# AIM:
In the entries below, count every line containing "intro". Return the number and nothing else.

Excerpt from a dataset
..........

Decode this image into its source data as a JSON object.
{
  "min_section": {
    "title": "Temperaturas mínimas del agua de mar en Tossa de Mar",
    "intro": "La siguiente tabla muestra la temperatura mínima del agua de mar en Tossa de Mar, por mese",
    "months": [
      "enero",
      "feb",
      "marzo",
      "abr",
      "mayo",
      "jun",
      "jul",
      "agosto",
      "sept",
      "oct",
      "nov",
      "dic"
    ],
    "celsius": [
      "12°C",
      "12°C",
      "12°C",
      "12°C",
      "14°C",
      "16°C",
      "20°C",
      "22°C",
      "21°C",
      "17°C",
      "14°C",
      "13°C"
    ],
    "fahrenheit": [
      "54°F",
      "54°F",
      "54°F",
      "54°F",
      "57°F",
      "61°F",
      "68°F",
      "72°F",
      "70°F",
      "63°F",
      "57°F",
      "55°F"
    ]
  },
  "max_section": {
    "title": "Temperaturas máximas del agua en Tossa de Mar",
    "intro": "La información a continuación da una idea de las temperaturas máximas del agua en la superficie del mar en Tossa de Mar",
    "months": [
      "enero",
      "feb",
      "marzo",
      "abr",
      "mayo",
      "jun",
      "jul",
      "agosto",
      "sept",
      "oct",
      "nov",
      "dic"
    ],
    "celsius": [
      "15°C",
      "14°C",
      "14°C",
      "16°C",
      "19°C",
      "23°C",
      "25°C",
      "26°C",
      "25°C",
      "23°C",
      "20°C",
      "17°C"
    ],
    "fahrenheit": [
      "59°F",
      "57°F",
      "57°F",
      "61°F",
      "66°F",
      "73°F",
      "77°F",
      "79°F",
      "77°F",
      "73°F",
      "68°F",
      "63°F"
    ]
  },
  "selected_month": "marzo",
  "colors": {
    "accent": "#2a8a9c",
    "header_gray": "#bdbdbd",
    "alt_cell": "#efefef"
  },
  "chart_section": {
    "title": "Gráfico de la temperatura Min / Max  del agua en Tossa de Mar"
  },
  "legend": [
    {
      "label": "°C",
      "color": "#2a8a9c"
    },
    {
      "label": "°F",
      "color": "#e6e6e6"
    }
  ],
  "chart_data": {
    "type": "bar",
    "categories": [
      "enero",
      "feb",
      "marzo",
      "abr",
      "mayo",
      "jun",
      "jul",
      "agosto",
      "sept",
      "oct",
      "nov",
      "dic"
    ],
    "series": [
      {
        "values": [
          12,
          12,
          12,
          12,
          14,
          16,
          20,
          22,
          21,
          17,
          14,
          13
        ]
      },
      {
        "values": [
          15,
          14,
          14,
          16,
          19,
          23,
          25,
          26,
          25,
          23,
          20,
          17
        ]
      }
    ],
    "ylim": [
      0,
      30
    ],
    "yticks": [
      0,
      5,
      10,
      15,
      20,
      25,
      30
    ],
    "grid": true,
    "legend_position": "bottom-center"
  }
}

..........

# THE RESPONSE:
2